## DIRECTION
Wherever a line holds the word "государственной", copy that line out.

[Data records]
-----

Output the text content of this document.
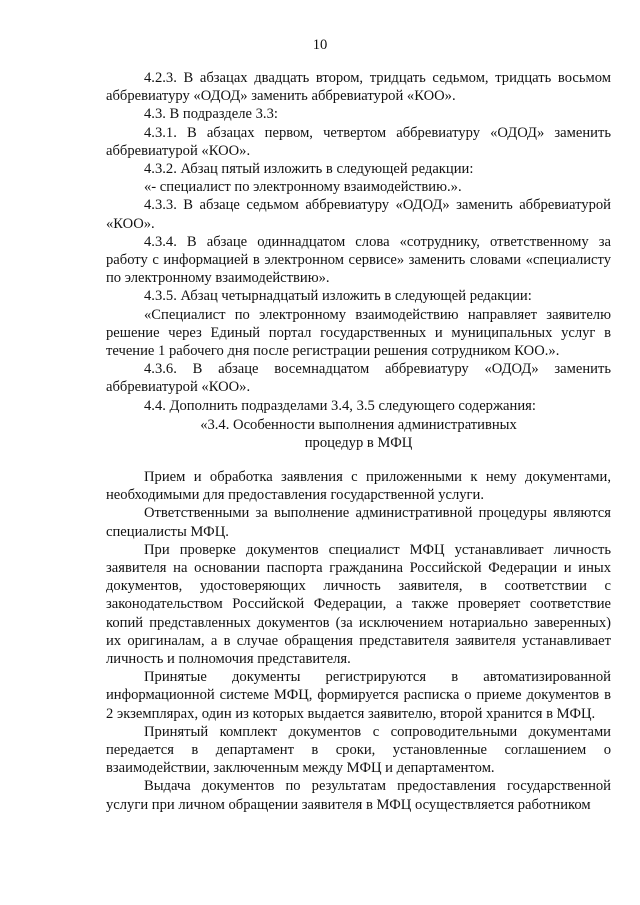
10

4.2.3. В абзацах двадцать втором, тридцать седьмом, тридцать восьмом аббревиатуру «ОДОД» заменить аббревиатурой «КОО».

4.3. В подразделе 3.3:

4.3.1. В абзацах первом, четвертом аббревиатуру «ОДОД» заменить аббревиатурой «КОО».

4.3.2. Абзац пятый изложить в следующей редакции:

«- специалист по электронному взаимодействию.».

4.3.3. В абзаце седьмом аббревиатуру «ОДОД» заменить аббревиатурой «КОО».

4.3.4. В абзаце одиннадцатом слова «сотруднику, ответственному за работу с информацией в электронном сервисе» заменить словами «специалисту по электронному взаимодействию».

4.3.5. Абзац четырнадцатый изложить в следующей редакции:

«Специалист по электронному взаимодействию направляет заявителю решение через Единый портал государственных и муниципальных услуг в течение 1 рабочего дня после регистрации решения сотрудником КОО.».

4.3.6. В абзаце восемнадцатом аббревиатуру «ОДОД» заменить аббревиатурой «КОО».

4.4. Дополнить подразделами 3.4, 3.5 следующего содержания:

«3.4. Особенности выполнения административных
процедур в МФЦ

Прием и обработка заявления с приложенными к нему документами, необходимыми для предоставления государственной услуги.

Ответственными за выполнение административной процедуры являются специалисты МФЦ.

При проверке документов специалист МФЦ устанавливает личность заявителя на основании паспорта гражданина Российской Федерации и иных документов, удостоверяющих личность заявителя, в соответствии с законодательством Российской Федерации, а также проверяет соответствие копий представленных документов (за исключением нотариально заверенных) их оригиналам, а в случае обращения представителя заявителя устанавливает личность и полномочия представителя.

Принятые документы регистрируются в автоматизированной информационной системе МФЦ, формируется расписка о приеме документов в 2 экземплярах, один из которых выдается заявителю, второй хранится в МФЦ.

Принятый комплект документов с сопроводительными документами передается в департамент в сроки, установленные соглашением о взаимодействии, заключенным между МФЦ и департаментом.

Выдача документов по результатам предоставления государственной услуги при личном обращении заявителя в МФЦ осуществляется работником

-----

## THE SOLUTION
Прием и обработка заявления с приложенными к нему документами, необходимыми для предоставления государственной услуги.
Выдача документов по результатам предоставления государственной услуги при личном обращении заявителя в МФЦ осуществляется работником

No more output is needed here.